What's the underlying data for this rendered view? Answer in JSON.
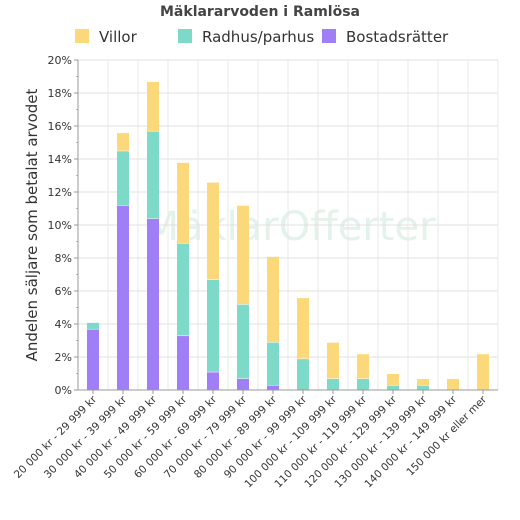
{
  "chart_data": {
    "type": "bar",
    "stacked": true,
    "title": "Mäklararvoden i Ramlösa",
    "ylabel": "Andelen säljare som betalat arvodet",
    "xlabel": "",
    "ylim": [
      0,
      20
    ],
    "yticks": [
      "0%",
      "2%",
      "4%",
      "6%",
      "8%",
      "10%",
      "12%",
      "14%",
      "16%",
      "18%",
      "20%"
    ],
    "grid": true,
    "legend_position": "top",
    "watermark": "MäklarOfferter",
    "categories": [
      "20 000 kr - 29 999 kr",
      "30 000 kr - 39 999 kr",
      "40 000 kr - 49 999 kr",
      "50 000 kr - 59 999 kr",
      "60 000 kr - 69 999 kr",
      "70 000 kr - 79 999 kr",
      "80 000 kr - 89 999 kr",
      "90 000 kr - 99 999 kr",
      "100 000 kr - 109 999 kr",
      "110 000 kr - 119 999 kr",
      "120 000 kr - 129 999 kr",
      "130 000 kr - 139 999 kr",
      "140 000 kr - 149 999 kr",
      "150 000 kr eller mer"
    ],
    "series": [
      {
        "name": "Bostadsrätter",
        "color": "#a07ef5",
        "values": [
          3.7,
          11.2,
          10.4,
          3.3,
          1.1,
          0.7,
          0.3,
          0,
          0,
          0,
          0,
          0,
          0,
          0
        ]
      },
      {
        "name": "Radhus/parhus",
        "color": "#7dd9c8",
        "values": [
          0.4,
          3.3,
          5.3,
          5.6,
          5.6,
          4.5,
          2.6,
          1.9,
          0.7,
          0.7,
          0.3,
          0.3,
          0,
          0
        ]
      },
      {
        "name": "Villor",
        "color": "#fbd97a",
        "values": [
          0,
          1.1,
          3.0,
          4.9,
          5.9,
          6.0,
          5.2,
          3.7,
          2.2,
          1.5,
          0.7,
          0.4,
          0.7,
          2.2
        ]
      }
    ],
    "legend_order": [
      "Villor",
      "Radhus/parhus",
      "Bostadsrätter"
    ]
  }
}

PROBLEM: Gather from the data above every line with the string "name".

COMPLETE RESPONSE:
        "name": "Bostadsrätter",
        "name": "Radhus/parhus",
        "name": "Villor",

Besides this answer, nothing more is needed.